- **REQUIRED TASK**: What follows are records. Restate all of them word for word.

^^^^^^^^

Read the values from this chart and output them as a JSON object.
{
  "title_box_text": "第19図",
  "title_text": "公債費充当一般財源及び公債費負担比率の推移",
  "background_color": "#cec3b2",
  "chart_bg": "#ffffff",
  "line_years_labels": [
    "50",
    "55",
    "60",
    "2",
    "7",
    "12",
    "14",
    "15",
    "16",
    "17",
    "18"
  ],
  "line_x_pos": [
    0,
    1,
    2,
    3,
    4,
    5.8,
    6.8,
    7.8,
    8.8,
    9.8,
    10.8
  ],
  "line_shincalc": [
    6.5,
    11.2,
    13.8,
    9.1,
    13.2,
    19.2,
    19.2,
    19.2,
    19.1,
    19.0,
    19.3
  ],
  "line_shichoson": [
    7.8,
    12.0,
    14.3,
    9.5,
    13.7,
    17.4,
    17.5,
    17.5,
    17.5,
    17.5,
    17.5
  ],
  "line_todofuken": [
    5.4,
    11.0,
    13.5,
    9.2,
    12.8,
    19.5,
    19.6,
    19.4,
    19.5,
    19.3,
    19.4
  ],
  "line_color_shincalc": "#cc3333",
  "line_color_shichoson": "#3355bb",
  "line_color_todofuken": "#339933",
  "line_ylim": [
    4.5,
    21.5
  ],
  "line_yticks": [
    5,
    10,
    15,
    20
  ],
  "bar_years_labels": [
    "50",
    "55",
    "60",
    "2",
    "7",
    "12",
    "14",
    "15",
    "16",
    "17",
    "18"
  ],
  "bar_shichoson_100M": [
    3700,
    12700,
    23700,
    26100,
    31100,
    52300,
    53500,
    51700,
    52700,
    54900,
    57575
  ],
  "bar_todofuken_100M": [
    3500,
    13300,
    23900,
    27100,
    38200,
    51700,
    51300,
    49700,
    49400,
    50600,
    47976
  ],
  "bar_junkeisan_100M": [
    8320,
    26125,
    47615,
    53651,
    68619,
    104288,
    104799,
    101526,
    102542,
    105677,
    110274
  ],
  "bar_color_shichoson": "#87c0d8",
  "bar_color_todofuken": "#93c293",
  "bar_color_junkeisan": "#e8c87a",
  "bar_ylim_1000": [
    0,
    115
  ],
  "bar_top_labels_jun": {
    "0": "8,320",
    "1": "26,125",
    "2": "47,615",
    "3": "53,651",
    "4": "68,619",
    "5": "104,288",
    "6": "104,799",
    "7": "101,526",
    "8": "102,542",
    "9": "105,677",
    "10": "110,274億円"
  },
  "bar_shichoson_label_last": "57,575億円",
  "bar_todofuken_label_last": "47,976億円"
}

^^^^^^^^

- **EXERCISE RESPONSE**:
Read the values from this chart and output them as a JSON object.
{
  "title_box_text": "第19図",
  "title_text": "公債費充当一般財源及び公債費負担比率の推移",
  "background_color": "#cec3b2",
  "chart_bg": "#ffffff",
  "line_years_labels": [
    "50",
    "55",
    "60",
    "2",
    "7",
    "12",
    "14",
    "15",
    "16",
    "17",
    "18"
  ],
  "line_x_pos": [
    0,
    1,
    2,
    3,
    4,
    5.8,
    6.8,
    7.8,
    8.8,
    9.8,
    10.8
  ],
  "line_shincalc": [
    6.5,
    11.2,
    13.8,
    9.1,
    13.2,
    19.2,
    19.2,
    19.2,
    19.1,
    19.0,
    19.3
  ],
  "line_shichoson": [
    7.8,
    12.0,
    14.3,
    9.5,
    13.7,
    17.4,
    17.5,
    17.5,
    17.5,
    17.5,
    17.5
  ],
  "line_todofuken": [
    5.4,
    11.0,
    13.5,
    9.2,
    12.8,
    19.5,
    19.6,
    19.4,
    19.5,
    19.3,
    19.4
  ],
  "line_color_shincalc": "#cc3333",
  "line_color_shichoson": "#3355bb",
  "line_color_todofuken": "#339933",
  "line_ylim": [
    4.5,
    21.5
  ],
  "line_yticks": [
    5,
    10,
    15,
    20
  ],
  "bar_years_labels": [
    "50",
    "55",
    "60",
    "2",
    "7",
    "12",
    "14",
    "15",
    "16",
    "17",
    "18"
  ],
  "bar_shichoson_100M": [
    3700,
    12700,
    23700,
    26100,
    31100,
    52300,
    53500,
    51700,
    52700,
    54900,
    57575
  ],
  "bar_todofuken_100M": [
    3500,
    13300,
    23900,
    27100,
    38200,
    51700,
    51300,
    49700,
    49400,
    50600,
    47976
  ],
  "bar_junkeisan_100M": [
    8320,
    26125,
    47615,
    53651,
    68619,
    104288,
    104799,
    101526,
    102542,
    105677,
    110274
  ],
  "bar_color_shichoson": "#87c0d8",
  "bar_color_todofuken": "#93c293",
  "bar_color_junkeisan": "#e8c87a",
  "bar_ylim_1000": [
    0,
    115
  ],
  "bar_top_labels_jun": {
    "0": "8,320",
    "1": "26,125",
    "2": "47,615",
    "3": "53,651",
    "4": "68,619",
    "5": "104,288",
    "6": "104,799",
    "7": "101,526",
    "8": "102,542",
    "9": "105,677",
    "10": "110,274億円"
  },
  "bar_shichoson_label_last": "57,575億円",
  "bar_todofuken_label_last": "47,976億円"
}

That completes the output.